Exercise objective: Can you print every record below exactly as written?

[Dataset records]
|---|

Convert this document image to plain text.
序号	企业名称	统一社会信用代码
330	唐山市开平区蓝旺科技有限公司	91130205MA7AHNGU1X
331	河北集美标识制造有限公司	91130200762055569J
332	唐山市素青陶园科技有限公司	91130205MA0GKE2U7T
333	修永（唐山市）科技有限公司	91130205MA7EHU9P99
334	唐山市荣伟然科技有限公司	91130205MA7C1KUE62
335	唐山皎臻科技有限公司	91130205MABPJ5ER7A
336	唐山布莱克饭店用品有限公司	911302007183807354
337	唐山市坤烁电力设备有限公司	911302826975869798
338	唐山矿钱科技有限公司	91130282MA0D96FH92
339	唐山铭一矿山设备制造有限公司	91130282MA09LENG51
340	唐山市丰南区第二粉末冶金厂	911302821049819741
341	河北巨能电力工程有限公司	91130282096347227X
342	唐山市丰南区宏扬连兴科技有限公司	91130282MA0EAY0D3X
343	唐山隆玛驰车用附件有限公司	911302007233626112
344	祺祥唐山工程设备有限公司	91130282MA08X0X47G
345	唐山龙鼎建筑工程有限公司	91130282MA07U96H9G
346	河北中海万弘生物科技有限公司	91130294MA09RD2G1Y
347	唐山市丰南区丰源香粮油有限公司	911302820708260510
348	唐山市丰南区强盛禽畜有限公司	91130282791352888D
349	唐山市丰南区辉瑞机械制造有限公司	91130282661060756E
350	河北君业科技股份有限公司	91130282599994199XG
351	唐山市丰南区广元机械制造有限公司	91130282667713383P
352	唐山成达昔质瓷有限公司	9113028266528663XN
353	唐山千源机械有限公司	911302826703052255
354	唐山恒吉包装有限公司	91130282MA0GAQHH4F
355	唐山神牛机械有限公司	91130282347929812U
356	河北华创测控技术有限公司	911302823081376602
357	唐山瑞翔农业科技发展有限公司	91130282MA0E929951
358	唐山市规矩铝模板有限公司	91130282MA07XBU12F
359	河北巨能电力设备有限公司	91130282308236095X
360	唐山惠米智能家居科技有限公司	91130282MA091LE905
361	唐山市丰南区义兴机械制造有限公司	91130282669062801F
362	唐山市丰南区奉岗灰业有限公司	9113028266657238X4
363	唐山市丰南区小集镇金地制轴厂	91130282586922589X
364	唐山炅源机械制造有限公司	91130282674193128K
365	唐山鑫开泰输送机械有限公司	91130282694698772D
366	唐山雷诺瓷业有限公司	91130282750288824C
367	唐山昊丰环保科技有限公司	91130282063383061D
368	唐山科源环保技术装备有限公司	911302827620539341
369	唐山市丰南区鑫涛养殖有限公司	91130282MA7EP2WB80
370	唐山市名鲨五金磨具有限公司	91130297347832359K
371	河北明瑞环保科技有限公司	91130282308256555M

|---|

Output for this exercise:
Convert this document image to plain text.
序号	企业名称	统一社会信用代码
330	唐山市开平区蓝旺科技有限公司	91130205MA7AHNGU1X
331	河北集美标识制造有限公司	91130200762055569J
332	唐山市素青陶园科技有限公司	91130205MA0GKE2U7T
333	修永（唐山市）科技有限公司	91130205MA7EHU9P99
334	唐山市荣伟然科技有限公司	91130205MA7C1KUE62
335	唐山皎臻科技有限公司	91130205MABPJ5ER7A
336	唐山布莱克饭店用品有限公司	911302007183807354
337	唐山市坤烁电力设备有限公司	911302826975869798
338	唐山矿钱科技有限公司	91130282MA0D96FH92
339	唐山铭一矿山设备制造有限公司	91130282MA09LENG51
340	唐山市丰南区第二粉末冶金厂	911302821049819741
341	河北巨能电力工程有限公司	91130282096347227X
342	唐山市丰南区宏扬连兴科技有限公司	91130282MA0EAY0D3X
343	唐山隆玛驰车用附件有限公司	911302007233626112
344	祺祥唐山工程设备有限公司	91130282MA08X0X47G
345	唐山龙鼎建筑工程有限公司	91130282MA07U96H9G
346	河北中海万弘生物科技有限公司	91130294MA09RD2G1Y
347	唐山市丰南区丰源香粮油有限公司	911302820708260510
348	唐山市丰南区强盛禽畜有限公司	91130282791352888D
349	唐山市丰南区辉瑞机械制造有限公司	91130282661060756E
350	河北君业科技股份有限公司	91130282599994199XG
351	唐山市丰南区广元机械制造有限公司	91130282667713383P
352	唐山成达昔质瓷有限公司	9113028266528663XN
353	唐山千源机械有限公司	911302826703052255
354	唐山恒吉包装有限公司	91130282MA0GAQHH4F
355	唐山神牛机械有限公司	91130282347929812U
356	河北华创测控技术有限公司	911302823081376602
357	唐山瑞翔农业科技发展有限公司	91130282MA0E929951
358	唐山市规矩铝模板有限公司	91130282MA07XBU12F
359	河北巨能电力设备有限公司	91130282308236095X
360	唐山惠米智能家居科技有限公司	91130282MA091LE905
361	唐山市丰南区义兴机械制造有限公司	91130282669062801F
362	唐山市丰南区奉岗灰业有限公司	9113028266657238X4
363	唐山市丰南区小集镇金地制轴厂	91130282586922589X
364	唐山炅源机械制造有限公司	91130282674193128K
365	唐山鑫开泰输送机械有限公司	91130282694698772D
366	唐山雷诺瓷业有限公司	91130282750288824C
367	唐山昊丰环保科技有限公司	91130282063383061D
368	唐山科源环保技术装备有限公司	911302827620539341
369	唐山市丰南区鑫涛养殖有限公司	91130282MA7EP2WB80
370	唐山市名鲨五金磨具有限公司	91130297347832359K
371	河北明瑞环保科技有限公司	91130282308256555M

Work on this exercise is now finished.